____ EXTRACTED MATERIAL

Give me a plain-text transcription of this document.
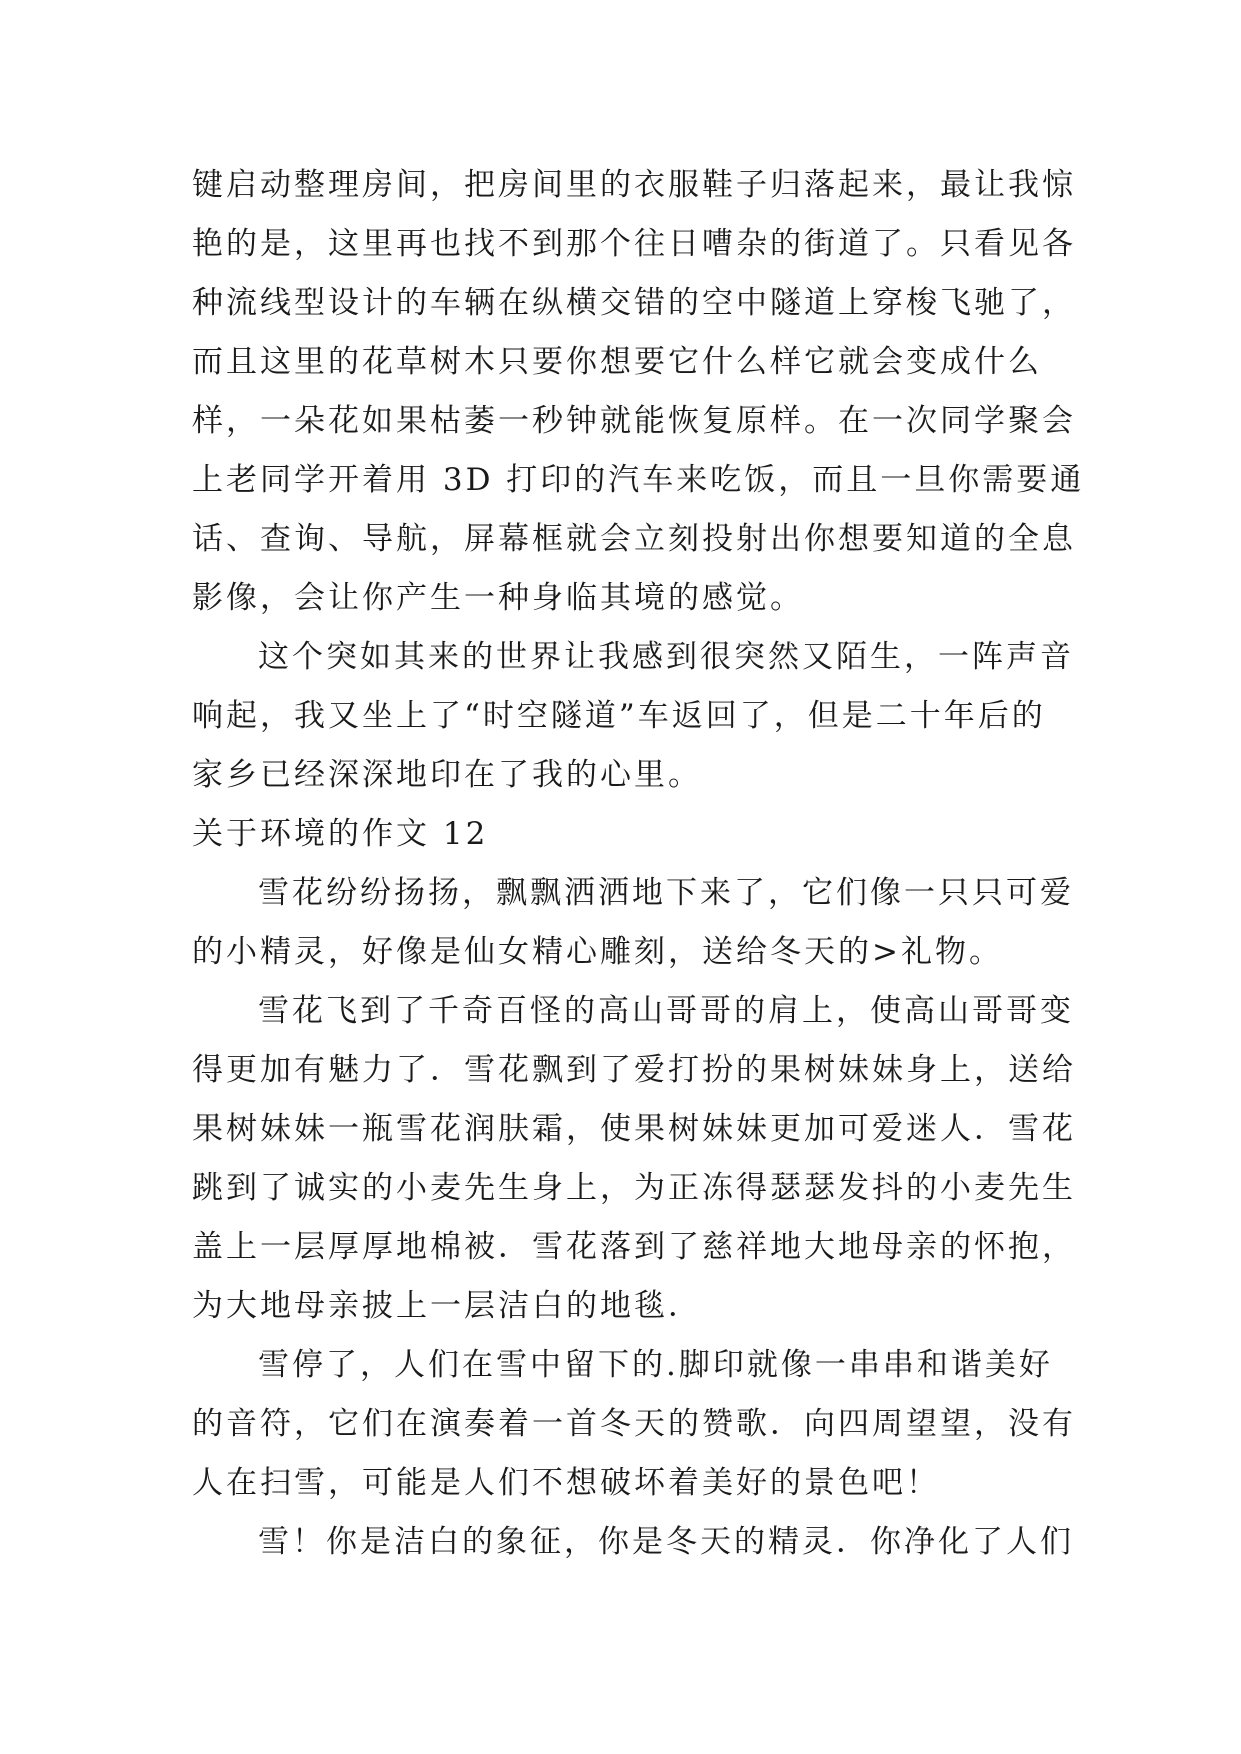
键启动整理房间，把房间里的衣服鞋子归落起来，最让我惊
艳的是，这里再也找不到那个往日嘈杂的街道了。只看见各
种流线型设计的车辆在纵横交错的空中隧道上穿梭飞驰了，
而且这里的花草树木只要你想要它什么样它就会变成什么
样，一朵花如果枯萎一秒钟就能恢复原样。在一次同学聚会
上老同学开着用 3D 打印的汽车来吃饭，而且一旦你需要通
话、查询、导航，屏幕框就会立刻投射出你想要知道的全息
影像，会让你产生一种身临其境的感觉。
这个突如其来的世界让我感到很突然又陌生，一阵声音
响起，我又坐上了“时空隧道”车返回了，但是二十年后的
家乡已经深深地印在了我的心里。
关于环境的作文 12
雪花纷纷扬扬，飘飘洒洒地下来了，它们像一只只可爱
的小精灵，好像是仙女精心雕刻，送给冬天的>礼物。
雪花飞到了千奇百怪的高山哥哥的肩上，使高山哥哥变
得更加有魅力了．雪花飘到了爱打扮的果树妹妹身上，送给
果树妹妹一瓶雪花润肤霜，使果树妹妹更加可爱迷人．雪花
跳到了诚实的小麦先生身上，为正冻得瑟瑟发抖的小麦先生
盖上一层厚厚地棉被．雪花落到了慈祥地大地母亲的怀抱，
为大地母亲披上一层洁白的地毯．
雪停了，人们在雪中留下的.脚印就像一串串和谐美好
的音符，它们在演奏着一首冬天的赞歌．向四周望望，没有
人在扫雪，可能是人们不想破坏着美好的景色吧！
雪！你是洁白的象征，你是冬天的精灵．你净化了人们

________

_STATED GOAL_
The pictures should not be reproduced; quote all of the other material exactly.

_FINAL ANSWER_
Give me a plain-text transcription of this document.
键启动整理房间，把房间里的衣服鞋子归落起来，最让我惊
艳的是，这里再也找不到那个往日嘈杂的街道了。只看见各
种流线型设计的车辆在纵横交错的空中隧道上穿梭飞驰了，
而且这里的花草树木只要你想要它什么样它就会变成什么
样，一朵花如果枯萎一秒钟就能恢复原样。在一次同学聚会
上老同学开着用 3D 打印的汽车来吃饭，而且一旦你需要通
话、查询、导航，屏幕框就会立刻投射出你想要知道的全息
影像，会让你产生一种身临其境的感觉。
这个突如其来的世界让我感到很突然又陌生，一阵声音
响起，我又坐上了“时空隧道”车返回了，但是二十年后的
家乡已经深深地印在了我的心里。
关于环境的作文 12
雪花纷纷扬扬，飘飘洒洒地下来了，它们像一只只可爱
的小精灵，好像是仙女精心雕刻，送给冬天的>礼物。
雪花飞到了千奇百怪的高山哥哥的肩上，使高山哥哥变
得更加有魅力了．雪花飘到了爱打扮的果树妹妹身上，送给
果树妹妹一瓶雪花润肤霜，使果树妹妹更加可爱迷人．雪花
跳到了诚实的小麦先生身上，为正冻得瑟瑟发抖的小麦先生
盖上一层厚厚地棉被．雪花落到了慈祥地大地母亲的怀抱，
为大地母亲披上一层洁白的地毯．
雪停了，人们在雪中留下的.脚印就像一串串和谐美好
的音符，它们在演奏着一首冬天的赞歌．向四周望望，没有
人在扫雪，可能是人们不想破坏着美好的景色吧！
雪！你是洁白的象征，你是冬天的精灵．你净化了人们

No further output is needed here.